→ Entries supplied:
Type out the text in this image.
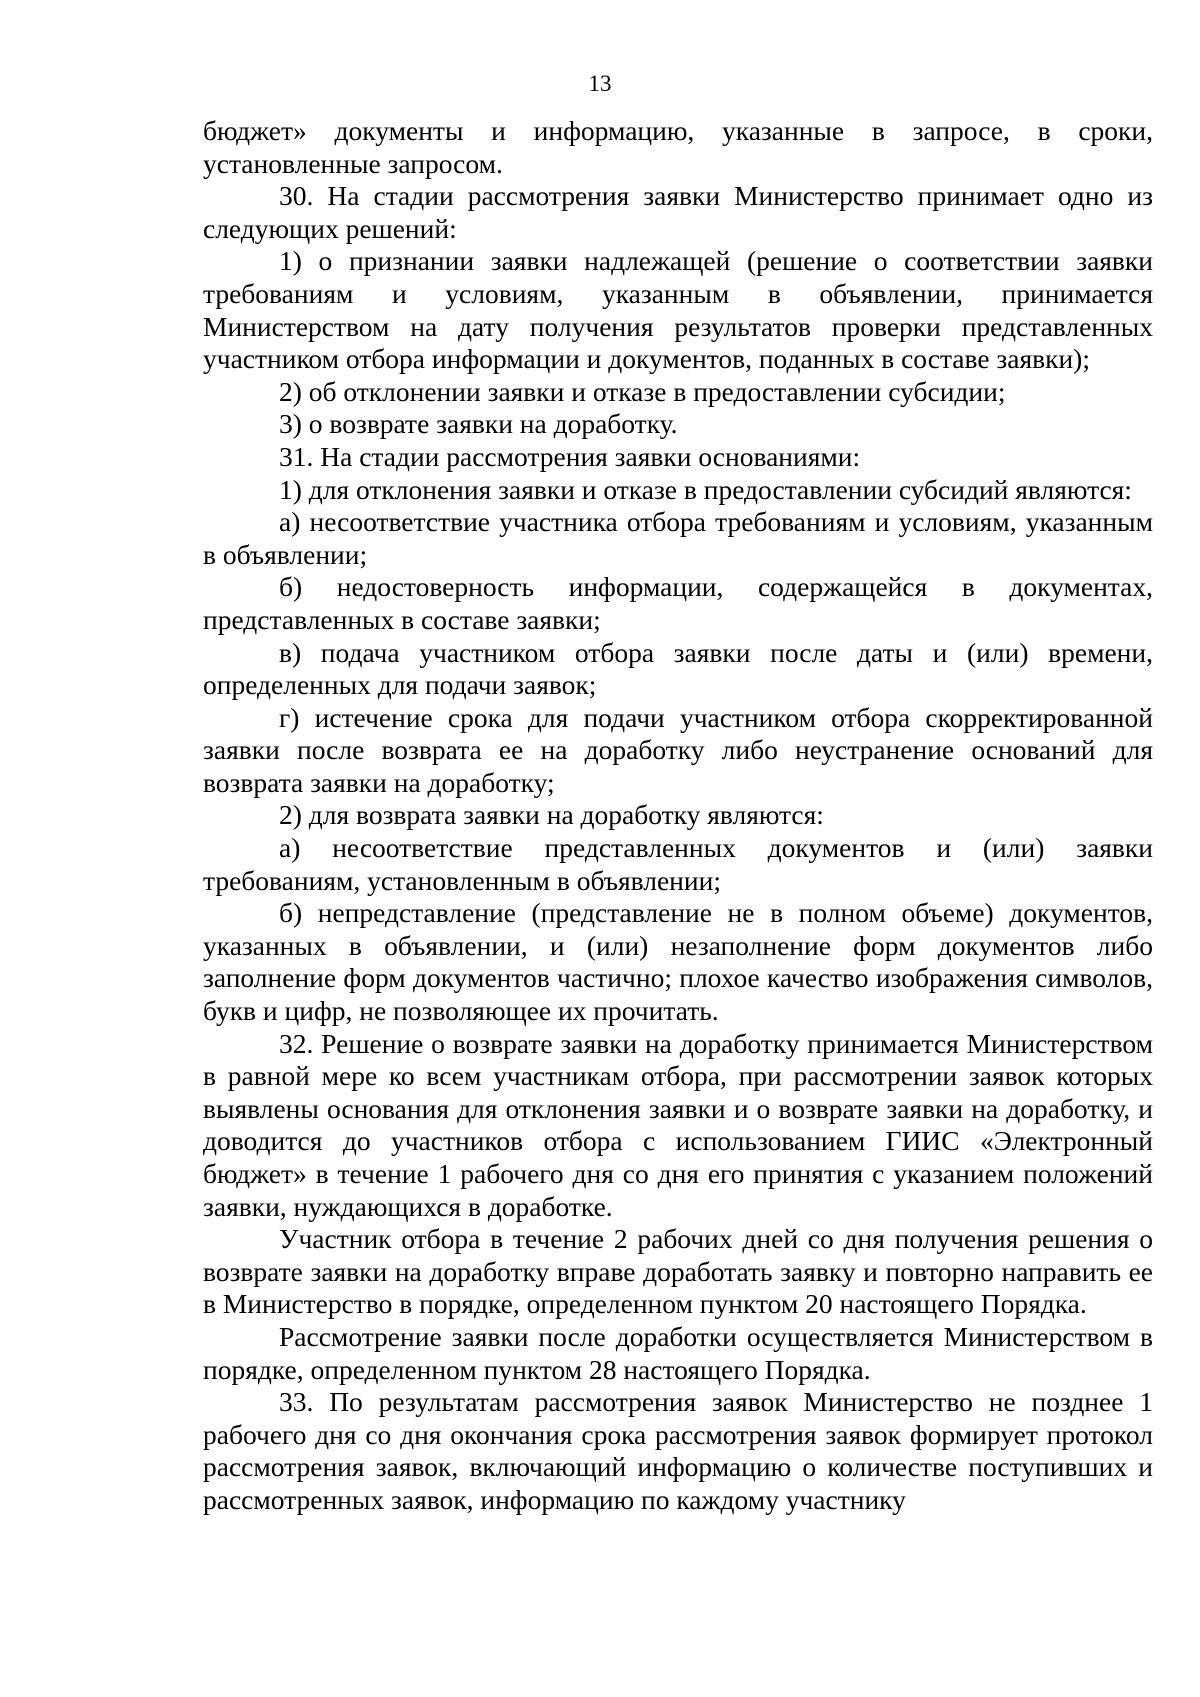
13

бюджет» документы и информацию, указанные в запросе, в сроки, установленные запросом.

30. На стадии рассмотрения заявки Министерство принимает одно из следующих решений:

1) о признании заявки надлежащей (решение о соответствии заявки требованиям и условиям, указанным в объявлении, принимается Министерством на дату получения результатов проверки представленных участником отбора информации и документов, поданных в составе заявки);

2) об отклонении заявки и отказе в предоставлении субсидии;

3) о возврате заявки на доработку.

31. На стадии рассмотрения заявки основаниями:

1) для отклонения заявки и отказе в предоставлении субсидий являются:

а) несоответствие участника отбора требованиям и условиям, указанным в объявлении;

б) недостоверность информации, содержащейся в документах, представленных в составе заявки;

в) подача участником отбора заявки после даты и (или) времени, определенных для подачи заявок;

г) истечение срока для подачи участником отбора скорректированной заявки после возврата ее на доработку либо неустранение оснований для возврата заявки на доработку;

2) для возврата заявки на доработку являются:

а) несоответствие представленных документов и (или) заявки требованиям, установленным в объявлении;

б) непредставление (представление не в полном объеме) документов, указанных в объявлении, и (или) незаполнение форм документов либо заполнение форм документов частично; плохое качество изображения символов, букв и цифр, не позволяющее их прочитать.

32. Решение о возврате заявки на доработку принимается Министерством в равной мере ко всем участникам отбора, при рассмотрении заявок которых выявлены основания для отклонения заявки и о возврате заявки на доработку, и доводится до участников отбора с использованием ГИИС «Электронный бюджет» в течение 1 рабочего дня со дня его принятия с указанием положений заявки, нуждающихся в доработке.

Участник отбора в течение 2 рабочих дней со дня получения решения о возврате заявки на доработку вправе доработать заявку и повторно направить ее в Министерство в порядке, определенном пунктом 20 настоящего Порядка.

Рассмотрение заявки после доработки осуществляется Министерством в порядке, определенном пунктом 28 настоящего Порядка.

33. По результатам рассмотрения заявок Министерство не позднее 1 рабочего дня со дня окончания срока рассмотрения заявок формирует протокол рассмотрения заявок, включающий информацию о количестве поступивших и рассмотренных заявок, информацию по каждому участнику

--

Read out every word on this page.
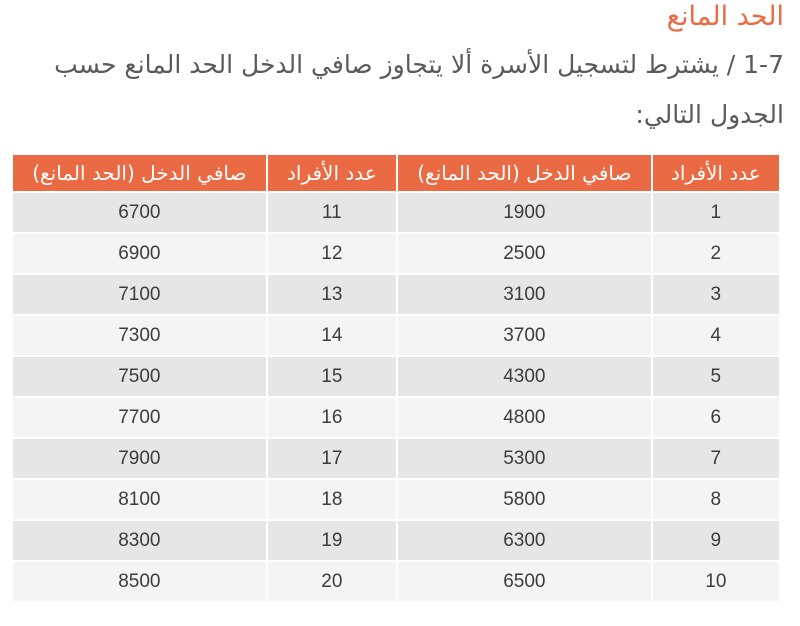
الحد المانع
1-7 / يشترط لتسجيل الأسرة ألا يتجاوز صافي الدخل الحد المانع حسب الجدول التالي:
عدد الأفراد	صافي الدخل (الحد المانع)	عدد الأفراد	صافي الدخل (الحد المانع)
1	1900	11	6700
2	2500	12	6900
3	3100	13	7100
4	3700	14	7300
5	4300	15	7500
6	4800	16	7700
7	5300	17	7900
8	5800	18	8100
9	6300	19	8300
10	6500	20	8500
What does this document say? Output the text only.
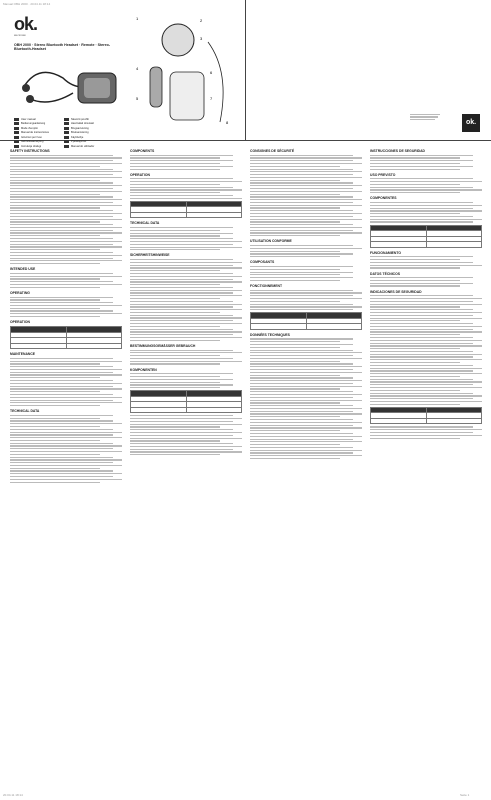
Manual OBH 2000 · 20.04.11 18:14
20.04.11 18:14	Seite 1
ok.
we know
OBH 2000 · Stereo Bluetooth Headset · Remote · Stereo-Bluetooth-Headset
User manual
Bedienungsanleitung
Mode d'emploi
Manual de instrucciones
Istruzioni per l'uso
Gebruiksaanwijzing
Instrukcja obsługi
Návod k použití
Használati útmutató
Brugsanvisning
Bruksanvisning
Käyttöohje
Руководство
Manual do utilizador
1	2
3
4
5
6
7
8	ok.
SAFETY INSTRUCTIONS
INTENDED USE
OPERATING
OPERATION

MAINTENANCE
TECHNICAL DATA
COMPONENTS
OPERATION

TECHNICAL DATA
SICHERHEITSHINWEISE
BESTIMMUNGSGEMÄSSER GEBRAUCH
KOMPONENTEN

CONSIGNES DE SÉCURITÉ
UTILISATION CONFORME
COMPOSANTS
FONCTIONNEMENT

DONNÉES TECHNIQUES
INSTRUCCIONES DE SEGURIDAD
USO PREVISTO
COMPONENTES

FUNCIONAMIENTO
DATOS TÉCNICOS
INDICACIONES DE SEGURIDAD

==

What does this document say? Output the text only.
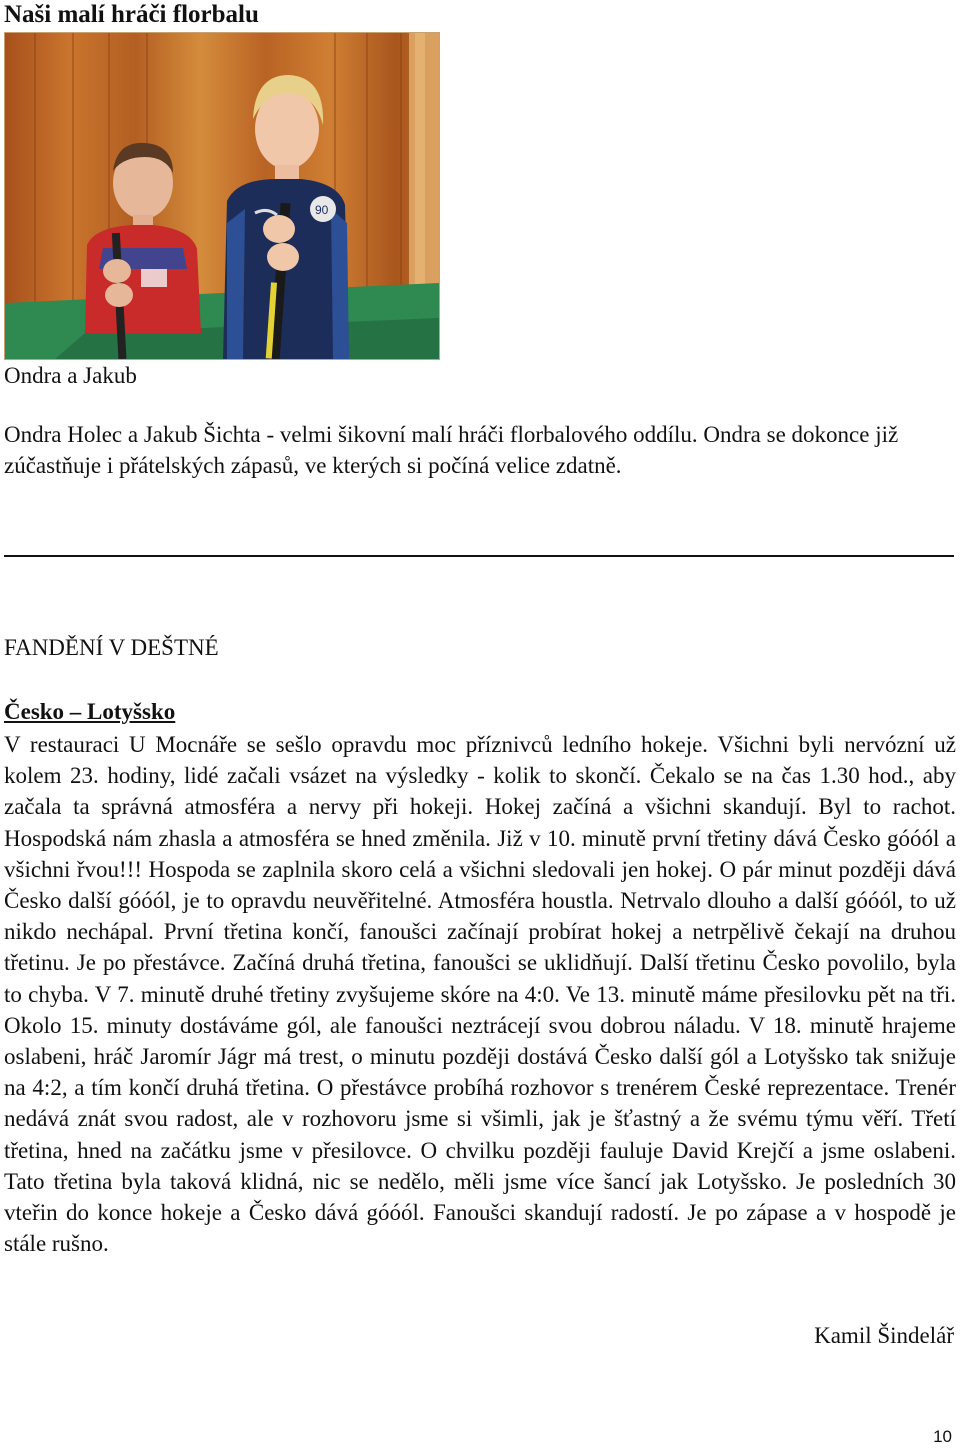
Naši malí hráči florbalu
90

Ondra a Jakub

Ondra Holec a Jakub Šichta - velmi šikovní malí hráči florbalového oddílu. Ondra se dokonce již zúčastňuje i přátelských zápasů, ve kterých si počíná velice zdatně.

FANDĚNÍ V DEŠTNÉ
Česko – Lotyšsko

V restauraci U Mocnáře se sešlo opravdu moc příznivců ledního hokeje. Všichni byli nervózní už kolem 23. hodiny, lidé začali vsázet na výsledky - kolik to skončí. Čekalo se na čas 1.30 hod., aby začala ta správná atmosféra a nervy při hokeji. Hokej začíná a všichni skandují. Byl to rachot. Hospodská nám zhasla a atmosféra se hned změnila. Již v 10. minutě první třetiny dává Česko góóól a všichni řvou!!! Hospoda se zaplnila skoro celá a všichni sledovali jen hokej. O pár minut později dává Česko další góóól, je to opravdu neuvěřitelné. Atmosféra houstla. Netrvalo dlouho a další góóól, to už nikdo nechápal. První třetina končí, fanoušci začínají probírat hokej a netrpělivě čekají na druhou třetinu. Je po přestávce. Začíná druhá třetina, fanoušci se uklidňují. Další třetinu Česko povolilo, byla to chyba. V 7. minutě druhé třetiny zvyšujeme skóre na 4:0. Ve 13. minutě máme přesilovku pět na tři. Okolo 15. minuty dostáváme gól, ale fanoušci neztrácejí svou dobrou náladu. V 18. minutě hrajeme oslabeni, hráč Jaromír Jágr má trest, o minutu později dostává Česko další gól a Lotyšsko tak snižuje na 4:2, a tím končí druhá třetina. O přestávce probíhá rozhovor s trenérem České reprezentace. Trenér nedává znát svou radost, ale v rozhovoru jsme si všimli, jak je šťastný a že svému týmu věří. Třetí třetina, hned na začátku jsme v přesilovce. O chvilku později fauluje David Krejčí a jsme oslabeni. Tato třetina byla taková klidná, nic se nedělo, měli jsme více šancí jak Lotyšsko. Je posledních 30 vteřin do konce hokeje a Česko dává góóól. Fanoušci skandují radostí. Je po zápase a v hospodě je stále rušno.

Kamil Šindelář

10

→ Task to complete: Select every line of the material above holding the word "документов" and copy it.

→ Completed task:
1) о признании заявки надлежащей (решение о соответствии заявки требованиям и условиям, указанным в объявлении, принимается Министерством на дату получения результатов проверки представленных участником отбора информации и документов, поданных в составе заявки);
а) несоответствие представленных документов и (или) заявки требованиям, установленным в объявлении;
б) непредставление (представление не в полном объеме) документов, указанных в объявлении, и (или) незаполнение форм документов либо заполнение форм документов частично; плохое качество изображения символов, букв и цифр, не позволяющее их прочитать.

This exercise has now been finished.